Problem:
Write out each line from the data below that includes the word "icon".

● ● ● ● ● ● ●

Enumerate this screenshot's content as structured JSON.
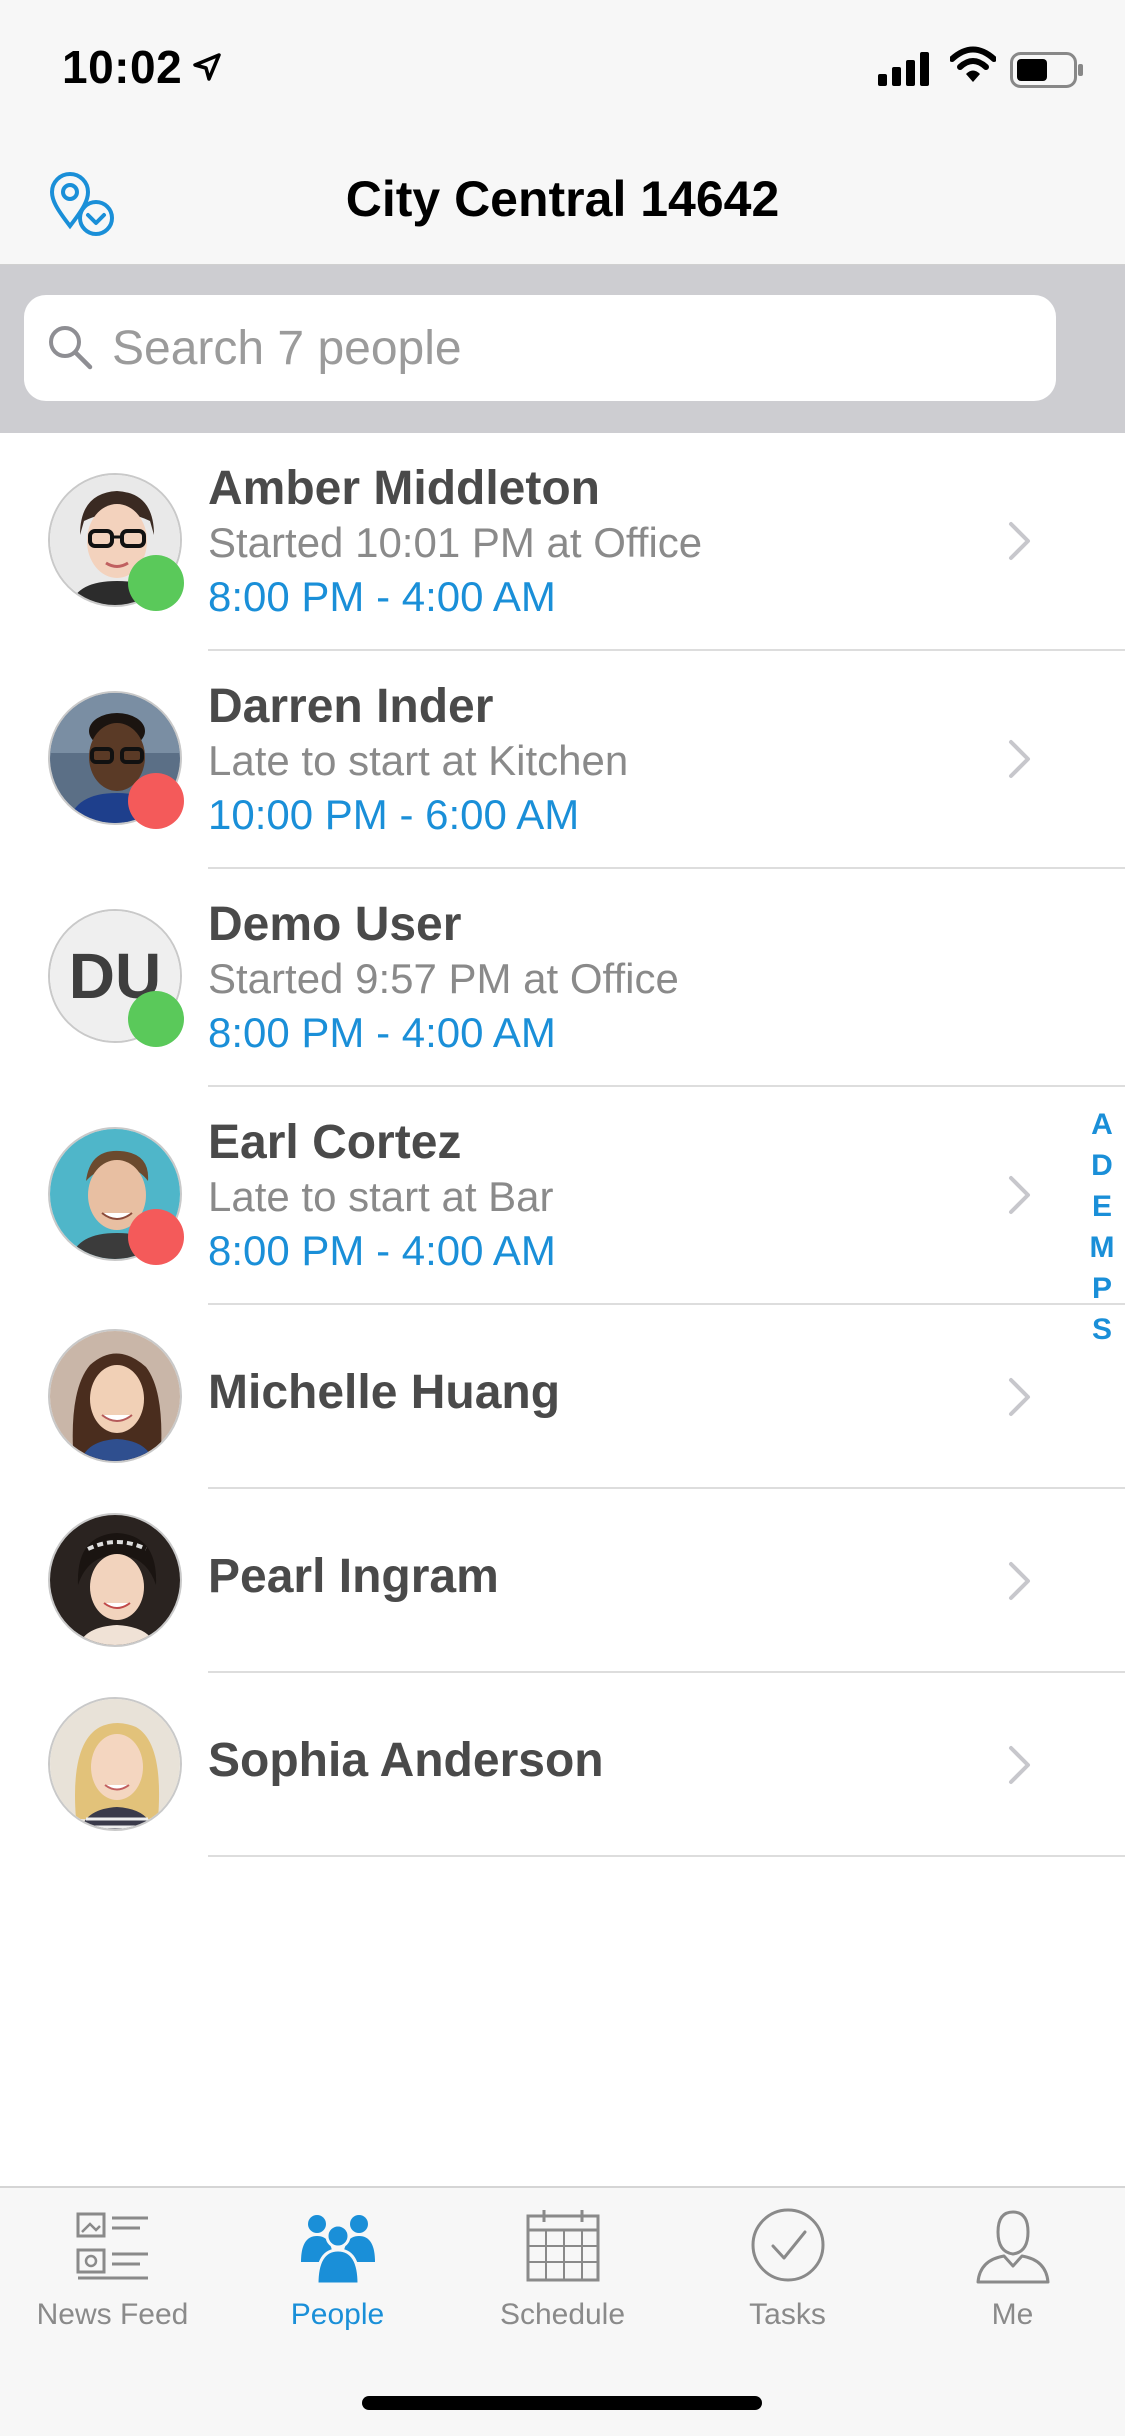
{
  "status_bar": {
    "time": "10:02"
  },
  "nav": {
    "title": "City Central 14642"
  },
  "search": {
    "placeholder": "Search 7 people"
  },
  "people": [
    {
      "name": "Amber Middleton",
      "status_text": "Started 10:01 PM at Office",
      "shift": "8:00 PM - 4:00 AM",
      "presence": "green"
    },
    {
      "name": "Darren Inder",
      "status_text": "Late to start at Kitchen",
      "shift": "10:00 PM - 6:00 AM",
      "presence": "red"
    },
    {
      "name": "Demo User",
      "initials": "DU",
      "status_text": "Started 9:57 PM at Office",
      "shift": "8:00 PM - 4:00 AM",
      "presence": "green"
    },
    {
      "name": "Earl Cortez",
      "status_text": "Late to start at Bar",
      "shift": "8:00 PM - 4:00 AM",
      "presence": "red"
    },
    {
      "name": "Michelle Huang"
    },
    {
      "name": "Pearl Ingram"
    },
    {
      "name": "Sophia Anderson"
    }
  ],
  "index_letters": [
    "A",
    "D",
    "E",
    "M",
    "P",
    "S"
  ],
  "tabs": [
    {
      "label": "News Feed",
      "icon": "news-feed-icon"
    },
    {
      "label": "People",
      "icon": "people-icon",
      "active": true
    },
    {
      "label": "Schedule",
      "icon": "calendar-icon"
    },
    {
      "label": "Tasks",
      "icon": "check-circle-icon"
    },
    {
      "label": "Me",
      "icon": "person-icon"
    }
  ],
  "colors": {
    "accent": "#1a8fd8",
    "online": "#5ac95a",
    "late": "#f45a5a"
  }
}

● ● ● ● ● ● ●

Solution to this problem:
      "icon": "news-feed-icon"
      "icon": "people-icon",
      "icon": "calendar-icon"
      "icon": "check-circle-icon"
      "icon": "person-icon"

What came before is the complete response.